Find how many lines in the material hold the word "values", then state that number and nothing more.

---------- Dataset extract

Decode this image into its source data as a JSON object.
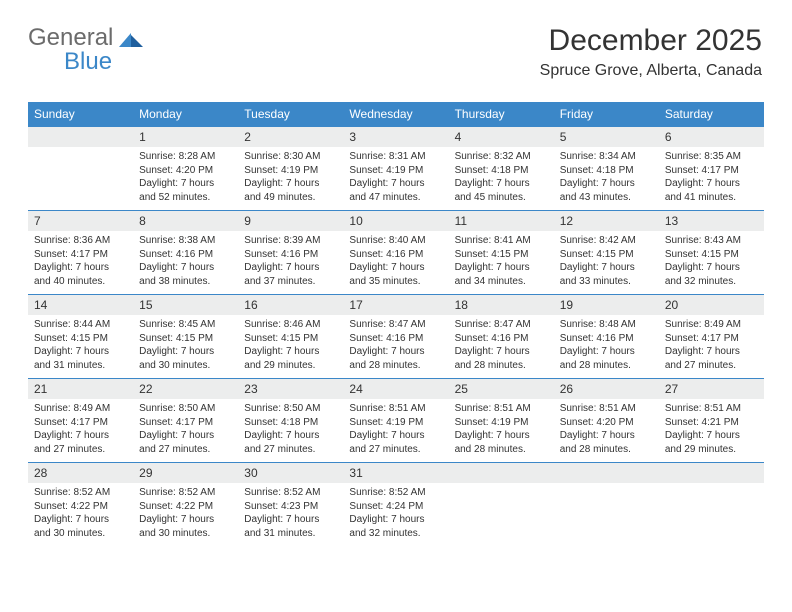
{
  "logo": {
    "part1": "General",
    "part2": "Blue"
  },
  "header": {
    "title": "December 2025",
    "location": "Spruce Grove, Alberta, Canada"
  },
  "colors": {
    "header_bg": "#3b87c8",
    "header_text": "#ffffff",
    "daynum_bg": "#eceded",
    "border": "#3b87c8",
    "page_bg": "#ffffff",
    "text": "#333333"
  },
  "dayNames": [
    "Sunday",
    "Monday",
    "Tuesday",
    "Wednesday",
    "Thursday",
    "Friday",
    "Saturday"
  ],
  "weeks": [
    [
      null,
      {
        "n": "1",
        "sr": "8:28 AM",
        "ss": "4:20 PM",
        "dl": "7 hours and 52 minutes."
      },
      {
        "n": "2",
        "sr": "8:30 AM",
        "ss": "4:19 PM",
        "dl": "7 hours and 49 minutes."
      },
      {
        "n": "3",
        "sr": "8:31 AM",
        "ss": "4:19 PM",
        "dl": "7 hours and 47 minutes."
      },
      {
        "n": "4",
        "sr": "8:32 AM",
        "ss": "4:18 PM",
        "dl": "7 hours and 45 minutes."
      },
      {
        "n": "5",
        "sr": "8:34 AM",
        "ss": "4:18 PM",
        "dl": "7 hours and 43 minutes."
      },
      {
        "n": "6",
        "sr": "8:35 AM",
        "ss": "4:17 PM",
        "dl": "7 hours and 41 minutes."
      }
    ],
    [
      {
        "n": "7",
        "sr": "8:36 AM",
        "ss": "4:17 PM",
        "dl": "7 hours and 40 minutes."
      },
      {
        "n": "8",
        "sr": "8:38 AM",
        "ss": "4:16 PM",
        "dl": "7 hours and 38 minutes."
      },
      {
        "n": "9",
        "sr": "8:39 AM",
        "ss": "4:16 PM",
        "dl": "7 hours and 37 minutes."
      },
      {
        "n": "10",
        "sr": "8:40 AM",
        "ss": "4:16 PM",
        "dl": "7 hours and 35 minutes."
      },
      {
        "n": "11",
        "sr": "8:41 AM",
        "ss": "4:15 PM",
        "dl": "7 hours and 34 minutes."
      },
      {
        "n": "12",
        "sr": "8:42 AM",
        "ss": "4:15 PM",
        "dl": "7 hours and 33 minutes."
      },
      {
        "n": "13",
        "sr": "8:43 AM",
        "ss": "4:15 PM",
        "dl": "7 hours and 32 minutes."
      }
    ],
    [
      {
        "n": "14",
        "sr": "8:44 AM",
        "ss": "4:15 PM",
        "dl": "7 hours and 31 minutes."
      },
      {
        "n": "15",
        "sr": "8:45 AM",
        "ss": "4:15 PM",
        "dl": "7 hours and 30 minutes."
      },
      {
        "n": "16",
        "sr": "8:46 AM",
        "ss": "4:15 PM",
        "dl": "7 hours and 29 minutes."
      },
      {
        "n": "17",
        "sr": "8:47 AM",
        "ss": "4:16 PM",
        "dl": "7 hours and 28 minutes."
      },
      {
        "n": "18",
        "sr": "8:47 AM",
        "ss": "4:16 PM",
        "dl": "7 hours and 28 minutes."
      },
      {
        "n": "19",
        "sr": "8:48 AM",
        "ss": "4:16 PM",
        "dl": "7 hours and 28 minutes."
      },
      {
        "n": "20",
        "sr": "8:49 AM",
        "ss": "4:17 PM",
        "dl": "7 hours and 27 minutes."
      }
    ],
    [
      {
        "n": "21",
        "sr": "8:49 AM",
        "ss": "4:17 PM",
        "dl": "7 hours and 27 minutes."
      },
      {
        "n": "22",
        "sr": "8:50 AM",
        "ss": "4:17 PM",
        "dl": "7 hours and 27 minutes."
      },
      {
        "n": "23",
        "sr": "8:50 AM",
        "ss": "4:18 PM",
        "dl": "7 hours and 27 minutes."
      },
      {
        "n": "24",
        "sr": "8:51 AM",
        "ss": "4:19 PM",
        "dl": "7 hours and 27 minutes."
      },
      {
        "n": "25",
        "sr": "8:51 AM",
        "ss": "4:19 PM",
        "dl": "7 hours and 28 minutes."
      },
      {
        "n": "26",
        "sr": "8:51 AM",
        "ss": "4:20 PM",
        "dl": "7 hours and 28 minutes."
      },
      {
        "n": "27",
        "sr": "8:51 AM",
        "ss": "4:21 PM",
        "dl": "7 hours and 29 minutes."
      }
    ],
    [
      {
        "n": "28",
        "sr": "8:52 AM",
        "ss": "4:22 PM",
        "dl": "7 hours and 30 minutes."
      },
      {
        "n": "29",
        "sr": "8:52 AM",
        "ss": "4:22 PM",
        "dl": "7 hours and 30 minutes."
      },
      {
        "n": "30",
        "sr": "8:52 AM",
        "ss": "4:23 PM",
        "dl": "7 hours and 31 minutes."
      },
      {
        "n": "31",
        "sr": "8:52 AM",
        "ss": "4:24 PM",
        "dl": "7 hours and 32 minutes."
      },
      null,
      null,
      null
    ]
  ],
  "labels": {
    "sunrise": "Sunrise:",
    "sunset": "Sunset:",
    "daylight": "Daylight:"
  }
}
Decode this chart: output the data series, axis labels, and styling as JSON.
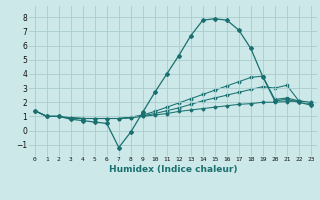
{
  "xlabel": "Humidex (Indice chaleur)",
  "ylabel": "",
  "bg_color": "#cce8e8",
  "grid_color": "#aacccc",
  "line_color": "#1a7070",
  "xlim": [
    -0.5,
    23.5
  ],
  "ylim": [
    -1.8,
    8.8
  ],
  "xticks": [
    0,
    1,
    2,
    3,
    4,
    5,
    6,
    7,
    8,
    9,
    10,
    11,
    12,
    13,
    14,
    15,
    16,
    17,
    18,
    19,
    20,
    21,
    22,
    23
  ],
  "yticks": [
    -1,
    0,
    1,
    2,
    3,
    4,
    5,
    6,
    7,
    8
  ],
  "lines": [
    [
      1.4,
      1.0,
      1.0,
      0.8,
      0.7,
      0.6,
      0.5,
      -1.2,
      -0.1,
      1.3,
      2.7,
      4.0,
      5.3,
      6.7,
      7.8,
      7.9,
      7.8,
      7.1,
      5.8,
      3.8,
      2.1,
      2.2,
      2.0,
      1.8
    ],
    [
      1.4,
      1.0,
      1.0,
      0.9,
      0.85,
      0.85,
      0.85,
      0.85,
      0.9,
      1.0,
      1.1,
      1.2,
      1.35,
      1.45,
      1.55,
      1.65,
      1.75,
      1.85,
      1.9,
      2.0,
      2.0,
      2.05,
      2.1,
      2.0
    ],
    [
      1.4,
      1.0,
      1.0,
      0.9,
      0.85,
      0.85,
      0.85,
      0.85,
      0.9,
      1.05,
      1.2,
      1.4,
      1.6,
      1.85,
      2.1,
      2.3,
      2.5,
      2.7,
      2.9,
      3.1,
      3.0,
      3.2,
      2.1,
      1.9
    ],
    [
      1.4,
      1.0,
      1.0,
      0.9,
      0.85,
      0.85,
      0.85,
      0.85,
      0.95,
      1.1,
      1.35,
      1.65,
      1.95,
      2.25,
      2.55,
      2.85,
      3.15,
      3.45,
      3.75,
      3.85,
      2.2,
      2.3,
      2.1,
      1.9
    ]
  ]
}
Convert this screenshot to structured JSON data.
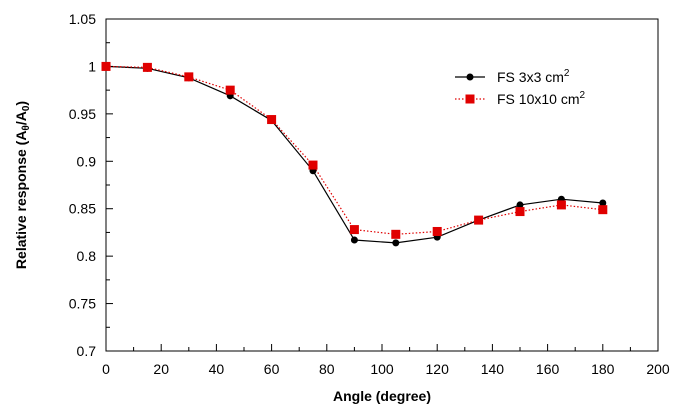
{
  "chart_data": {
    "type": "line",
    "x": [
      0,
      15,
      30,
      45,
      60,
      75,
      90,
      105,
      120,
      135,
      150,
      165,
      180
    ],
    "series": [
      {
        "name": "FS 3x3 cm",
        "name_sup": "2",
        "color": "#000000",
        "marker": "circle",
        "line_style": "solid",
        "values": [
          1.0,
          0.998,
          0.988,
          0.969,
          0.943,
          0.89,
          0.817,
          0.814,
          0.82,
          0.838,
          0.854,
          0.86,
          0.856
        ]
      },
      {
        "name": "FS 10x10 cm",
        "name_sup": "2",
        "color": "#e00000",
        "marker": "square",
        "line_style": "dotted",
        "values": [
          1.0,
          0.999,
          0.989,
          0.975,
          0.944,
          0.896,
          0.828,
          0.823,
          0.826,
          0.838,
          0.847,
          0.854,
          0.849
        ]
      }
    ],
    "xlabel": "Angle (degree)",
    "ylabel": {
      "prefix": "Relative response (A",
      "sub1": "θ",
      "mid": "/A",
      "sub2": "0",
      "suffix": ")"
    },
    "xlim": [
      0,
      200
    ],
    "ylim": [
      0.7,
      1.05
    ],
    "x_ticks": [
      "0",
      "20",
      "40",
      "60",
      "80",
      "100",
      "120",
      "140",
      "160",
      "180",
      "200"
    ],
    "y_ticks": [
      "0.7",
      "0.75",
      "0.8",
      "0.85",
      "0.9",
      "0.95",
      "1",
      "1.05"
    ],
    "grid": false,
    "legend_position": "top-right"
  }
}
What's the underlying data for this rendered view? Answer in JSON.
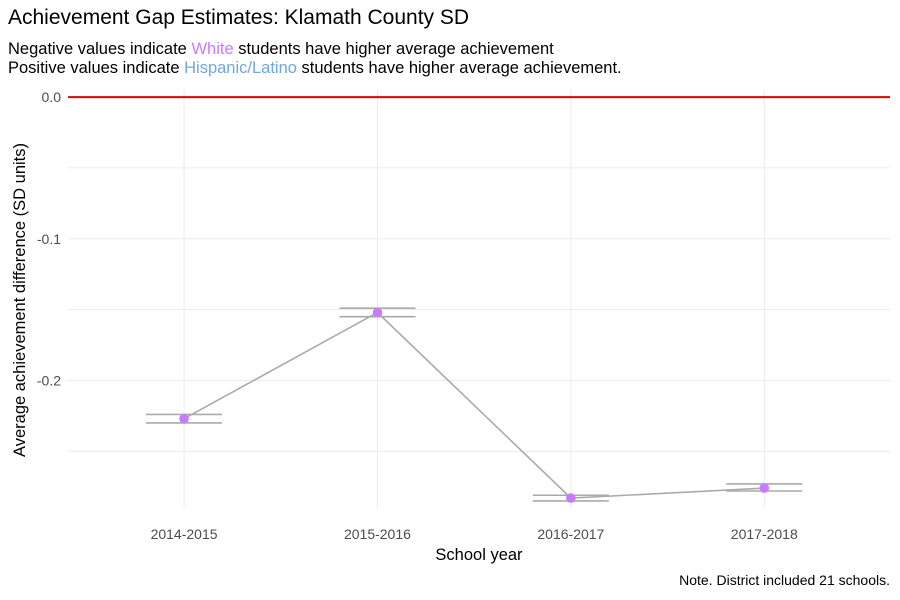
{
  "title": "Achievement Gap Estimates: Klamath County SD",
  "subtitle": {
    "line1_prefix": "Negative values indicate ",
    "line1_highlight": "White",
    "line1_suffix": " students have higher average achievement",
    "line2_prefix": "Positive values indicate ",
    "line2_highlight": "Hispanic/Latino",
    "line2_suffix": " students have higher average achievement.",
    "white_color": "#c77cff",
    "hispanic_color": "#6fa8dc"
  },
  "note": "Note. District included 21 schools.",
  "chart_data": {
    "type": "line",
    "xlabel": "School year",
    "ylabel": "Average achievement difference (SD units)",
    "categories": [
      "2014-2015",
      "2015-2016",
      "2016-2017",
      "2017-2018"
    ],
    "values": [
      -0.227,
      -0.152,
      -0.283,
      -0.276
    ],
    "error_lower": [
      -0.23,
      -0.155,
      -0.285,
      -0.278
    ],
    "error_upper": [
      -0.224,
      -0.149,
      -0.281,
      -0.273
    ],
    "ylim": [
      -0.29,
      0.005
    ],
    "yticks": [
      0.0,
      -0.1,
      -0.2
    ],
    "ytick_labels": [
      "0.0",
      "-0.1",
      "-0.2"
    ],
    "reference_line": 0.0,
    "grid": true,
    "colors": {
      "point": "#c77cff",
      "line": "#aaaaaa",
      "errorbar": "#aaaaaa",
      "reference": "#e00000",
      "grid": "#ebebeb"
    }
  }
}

--------------------

◆ **Task solution**
5